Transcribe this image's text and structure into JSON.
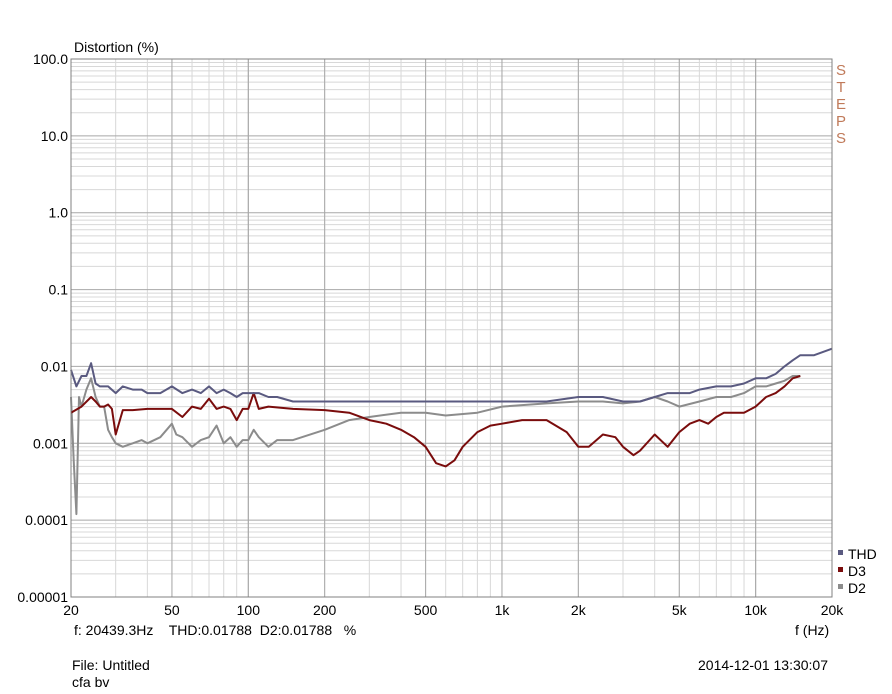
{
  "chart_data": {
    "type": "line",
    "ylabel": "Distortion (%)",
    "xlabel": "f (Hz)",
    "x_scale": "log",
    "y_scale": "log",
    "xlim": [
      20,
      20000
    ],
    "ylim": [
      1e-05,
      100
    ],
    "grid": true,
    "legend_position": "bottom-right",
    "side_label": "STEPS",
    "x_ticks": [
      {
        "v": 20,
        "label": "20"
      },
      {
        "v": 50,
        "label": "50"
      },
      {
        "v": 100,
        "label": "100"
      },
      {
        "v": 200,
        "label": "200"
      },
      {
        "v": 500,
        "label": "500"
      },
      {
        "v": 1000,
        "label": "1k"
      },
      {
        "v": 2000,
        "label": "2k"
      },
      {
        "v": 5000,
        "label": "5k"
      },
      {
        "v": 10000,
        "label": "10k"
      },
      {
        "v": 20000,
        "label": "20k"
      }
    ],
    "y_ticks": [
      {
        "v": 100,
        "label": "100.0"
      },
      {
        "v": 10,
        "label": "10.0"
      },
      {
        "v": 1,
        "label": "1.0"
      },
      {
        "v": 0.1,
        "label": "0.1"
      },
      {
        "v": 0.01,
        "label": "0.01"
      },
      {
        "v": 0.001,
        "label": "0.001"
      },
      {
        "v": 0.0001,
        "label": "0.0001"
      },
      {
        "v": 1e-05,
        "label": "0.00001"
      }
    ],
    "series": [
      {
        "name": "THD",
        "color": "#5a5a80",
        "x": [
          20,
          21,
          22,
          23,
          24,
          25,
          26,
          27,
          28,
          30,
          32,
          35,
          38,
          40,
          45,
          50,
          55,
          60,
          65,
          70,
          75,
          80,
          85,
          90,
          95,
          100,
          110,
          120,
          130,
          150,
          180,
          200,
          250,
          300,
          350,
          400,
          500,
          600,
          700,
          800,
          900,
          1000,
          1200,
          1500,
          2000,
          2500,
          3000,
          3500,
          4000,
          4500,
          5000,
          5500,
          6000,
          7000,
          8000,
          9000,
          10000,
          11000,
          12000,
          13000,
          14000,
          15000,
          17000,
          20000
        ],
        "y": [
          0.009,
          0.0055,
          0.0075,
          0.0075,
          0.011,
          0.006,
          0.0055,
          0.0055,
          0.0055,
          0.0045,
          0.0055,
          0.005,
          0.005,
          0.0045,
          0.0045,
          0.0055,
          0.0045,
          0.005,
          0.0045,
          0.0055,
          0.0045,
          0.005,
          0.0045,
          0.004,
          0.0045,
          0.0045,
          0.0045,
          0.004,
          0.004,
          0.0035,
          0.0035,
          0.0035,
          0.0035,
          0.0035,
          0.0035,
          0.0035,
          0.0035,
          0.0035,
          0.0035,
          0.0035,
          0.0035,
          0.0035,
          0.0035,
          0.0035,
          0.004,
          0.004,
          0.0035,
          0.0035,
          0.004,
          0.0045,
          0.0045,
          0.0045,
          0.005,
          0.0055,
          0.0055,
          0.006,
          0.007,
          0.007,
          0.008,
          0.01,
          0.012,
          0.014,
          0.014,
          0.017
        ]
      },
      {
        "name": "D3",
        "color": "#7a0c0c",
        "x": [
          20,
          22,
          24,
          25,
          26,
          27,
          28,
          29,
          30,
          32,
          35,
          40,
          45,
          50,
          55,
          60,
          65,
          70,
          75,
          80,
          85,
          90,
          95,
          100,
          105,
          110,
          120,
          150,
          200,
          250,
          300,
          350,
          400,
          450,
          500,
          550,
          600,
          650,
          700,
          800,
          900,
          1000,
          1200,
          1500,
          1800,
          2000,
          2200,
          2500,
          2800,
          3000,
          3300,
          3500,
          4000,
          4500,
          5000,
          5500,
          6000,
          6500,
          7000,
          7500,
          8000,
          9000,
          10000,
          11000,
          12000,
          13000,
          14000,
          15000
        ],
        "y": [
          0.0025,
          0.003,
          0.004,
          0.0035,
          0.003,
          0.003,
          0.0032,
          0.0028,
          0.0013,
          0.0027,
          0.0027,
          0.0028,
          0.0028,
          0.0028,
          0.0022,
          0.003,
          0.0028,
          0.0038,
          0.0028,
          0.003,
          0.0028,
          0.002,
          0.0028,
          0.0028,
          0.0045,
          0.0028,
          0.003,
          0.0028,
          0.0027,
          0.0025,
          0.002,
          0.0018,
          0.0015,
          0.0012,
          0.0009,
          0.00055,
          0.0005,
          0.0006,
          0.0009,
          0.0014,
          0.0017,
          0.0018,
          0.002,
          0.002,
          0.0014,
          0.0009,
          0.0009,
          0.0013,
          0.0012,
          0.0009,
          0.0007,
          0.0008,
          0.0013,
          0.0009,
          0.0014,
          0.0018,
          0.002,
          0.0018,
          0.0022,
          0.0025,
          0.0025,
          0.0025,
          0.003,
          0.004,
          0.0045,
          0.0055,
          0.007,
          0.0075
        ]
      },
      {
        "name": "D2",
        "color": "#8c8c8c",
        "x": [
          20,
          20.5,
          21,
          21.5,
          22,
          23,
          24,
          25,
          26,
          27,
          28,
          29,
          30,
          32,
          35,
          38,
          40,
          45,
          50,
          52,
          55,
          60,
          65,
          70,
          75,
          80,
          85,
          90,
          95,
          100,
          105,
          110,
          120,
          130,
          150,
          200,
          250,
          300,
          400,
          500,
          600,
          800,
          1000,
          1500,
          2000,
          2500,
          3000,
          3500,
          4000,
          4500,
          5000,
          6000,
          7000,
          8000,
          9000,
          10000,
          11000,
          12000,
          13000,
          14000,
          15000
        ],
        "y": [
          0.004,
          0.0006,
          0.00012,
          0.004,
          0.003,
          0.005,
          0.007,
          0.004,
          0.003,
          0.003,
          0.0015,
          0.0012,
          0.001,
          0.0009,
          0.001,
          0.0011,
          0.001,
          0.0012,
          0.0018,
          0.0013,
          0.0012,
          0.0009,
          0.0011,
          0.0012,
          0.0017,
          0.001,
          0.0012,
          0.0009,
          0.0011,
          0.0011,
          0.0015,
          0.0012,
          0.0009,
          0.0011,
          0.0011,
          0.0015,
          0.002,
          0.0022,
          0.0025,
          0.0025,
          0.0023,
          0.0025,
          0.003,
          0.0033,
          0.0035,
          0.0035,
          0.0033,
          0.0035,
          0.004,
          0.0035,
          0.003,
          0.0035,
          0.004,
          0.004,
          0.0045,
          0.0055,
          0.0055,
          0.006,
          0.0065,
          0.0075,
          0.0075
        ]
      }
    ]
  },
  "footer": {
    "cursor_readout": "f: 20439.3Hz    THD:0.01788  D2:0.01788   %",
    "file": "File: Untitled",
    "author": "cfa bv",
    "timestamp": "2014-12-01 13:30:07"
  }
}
*-*-*
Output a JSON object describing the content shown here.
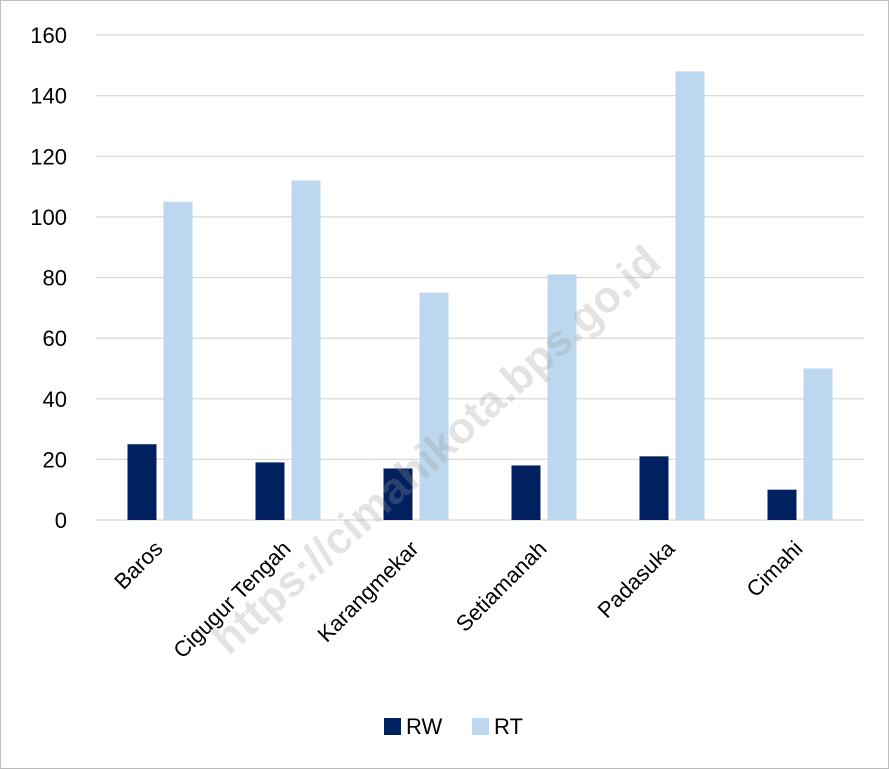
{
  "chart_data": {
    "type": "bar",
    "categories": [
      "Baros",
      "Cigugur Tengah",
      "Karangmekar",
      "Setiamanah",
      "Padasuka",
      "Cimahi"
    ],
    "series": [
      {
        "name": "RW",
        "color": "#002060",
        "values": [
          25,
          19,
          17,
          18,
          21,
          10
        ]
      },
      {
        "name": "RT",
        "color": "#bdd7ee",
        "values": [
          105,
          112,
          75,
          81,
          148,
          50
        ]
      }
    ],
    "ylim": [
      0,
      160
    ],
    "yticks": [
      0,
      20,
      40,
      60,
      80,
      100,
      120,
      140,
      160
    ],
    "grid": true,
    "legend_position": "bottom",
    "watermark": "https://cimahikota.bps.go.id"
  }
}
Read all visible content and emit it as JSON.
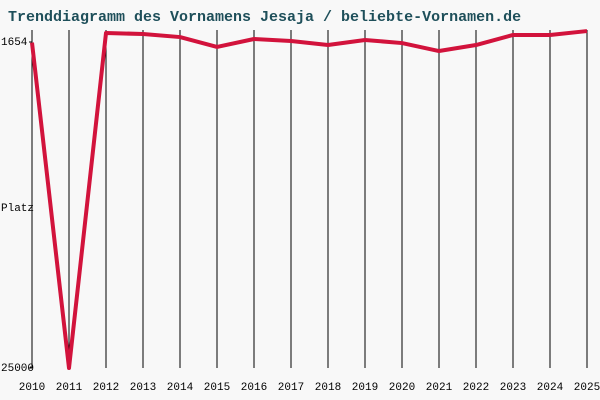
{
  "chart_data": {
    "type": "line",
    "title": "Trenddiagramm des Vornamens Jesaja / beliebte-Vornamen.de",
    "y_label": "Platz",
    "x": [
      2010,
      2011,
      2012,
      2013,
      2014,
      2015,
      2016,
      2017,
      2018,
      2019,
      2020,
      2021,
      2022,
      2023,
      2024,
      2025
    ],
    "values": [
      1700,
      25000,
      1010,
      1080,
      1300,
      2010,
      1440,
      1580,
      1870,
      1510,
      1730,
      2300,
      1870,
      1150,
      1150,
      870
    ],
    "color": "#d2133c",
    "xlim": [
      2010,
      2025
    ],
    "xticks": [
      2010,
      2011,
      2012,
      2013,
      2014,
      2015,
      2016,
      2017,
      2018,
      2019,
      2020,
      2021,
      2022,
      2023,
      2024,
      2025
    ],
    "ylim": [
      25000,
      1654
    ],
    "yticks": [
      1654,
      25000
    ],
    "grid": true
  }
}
*-*-*
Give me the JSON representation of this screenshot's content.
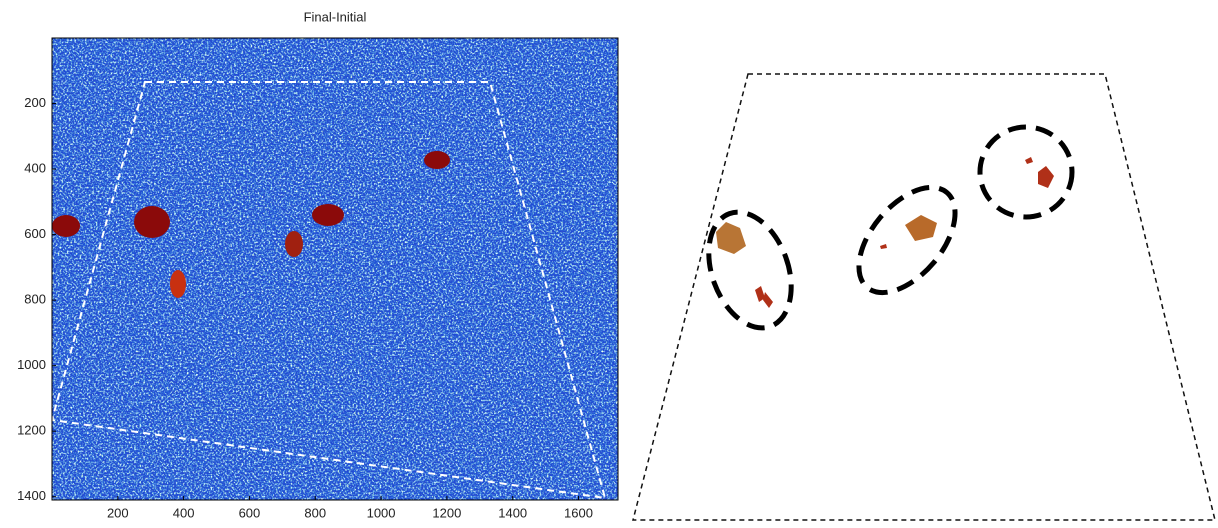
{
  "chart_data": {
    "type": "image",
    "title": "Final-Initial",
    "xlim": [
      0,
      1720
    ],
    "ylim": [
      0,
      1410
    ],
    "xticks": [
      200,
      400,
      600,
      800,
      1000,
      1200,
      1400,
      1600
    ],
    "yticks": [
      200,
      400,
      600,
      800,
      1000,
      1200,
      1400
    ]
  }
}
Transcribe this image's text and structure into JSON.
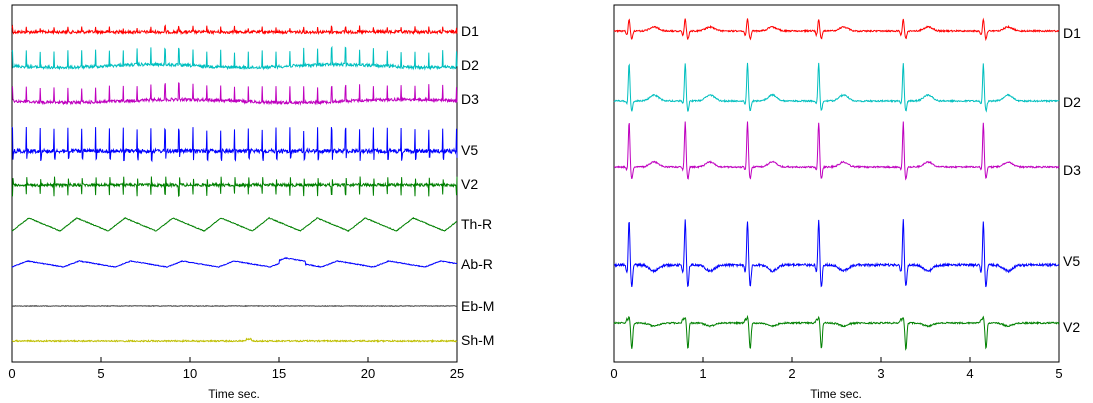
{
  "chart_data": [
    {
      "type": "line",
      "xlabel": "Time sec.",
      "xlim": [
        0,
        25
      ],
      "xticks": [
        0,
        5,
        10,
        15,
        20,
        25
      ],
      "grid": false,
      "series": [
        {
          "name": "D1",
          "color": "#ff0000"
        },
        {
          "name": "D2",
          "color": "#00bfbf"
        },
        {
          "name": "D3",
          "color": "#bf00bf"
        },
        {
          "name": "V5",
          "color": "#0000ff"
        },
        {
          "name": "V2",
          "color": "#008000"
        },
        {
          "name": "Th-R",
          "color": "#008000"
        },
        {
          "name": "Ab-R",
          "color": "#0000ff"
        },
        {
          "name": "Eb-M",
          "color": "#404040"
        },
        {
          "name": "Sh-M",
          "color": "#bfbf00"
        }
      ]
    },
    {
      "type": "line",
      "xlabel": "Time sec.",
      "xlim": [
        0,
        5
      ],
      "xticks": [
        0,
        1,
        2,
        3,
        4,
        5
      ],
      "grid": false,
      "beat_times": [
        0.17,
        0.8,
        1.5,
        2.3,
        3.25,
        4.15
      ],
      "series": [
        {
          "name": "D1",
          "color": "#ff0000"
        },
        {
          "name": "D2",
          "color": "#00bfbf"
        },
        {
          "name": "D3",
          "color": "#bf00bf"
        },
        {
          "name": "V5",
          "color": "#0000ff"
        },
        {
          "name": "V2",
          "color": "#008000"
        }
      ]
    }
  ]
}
*-*-*
§ **TASK PROMPT**
Identify the lines that hold the word "bottom". Copy every one of them.

§ **WRITTEN ANSWER**
    "legend_position": "bottom-right",
    "legend_position": "bottom",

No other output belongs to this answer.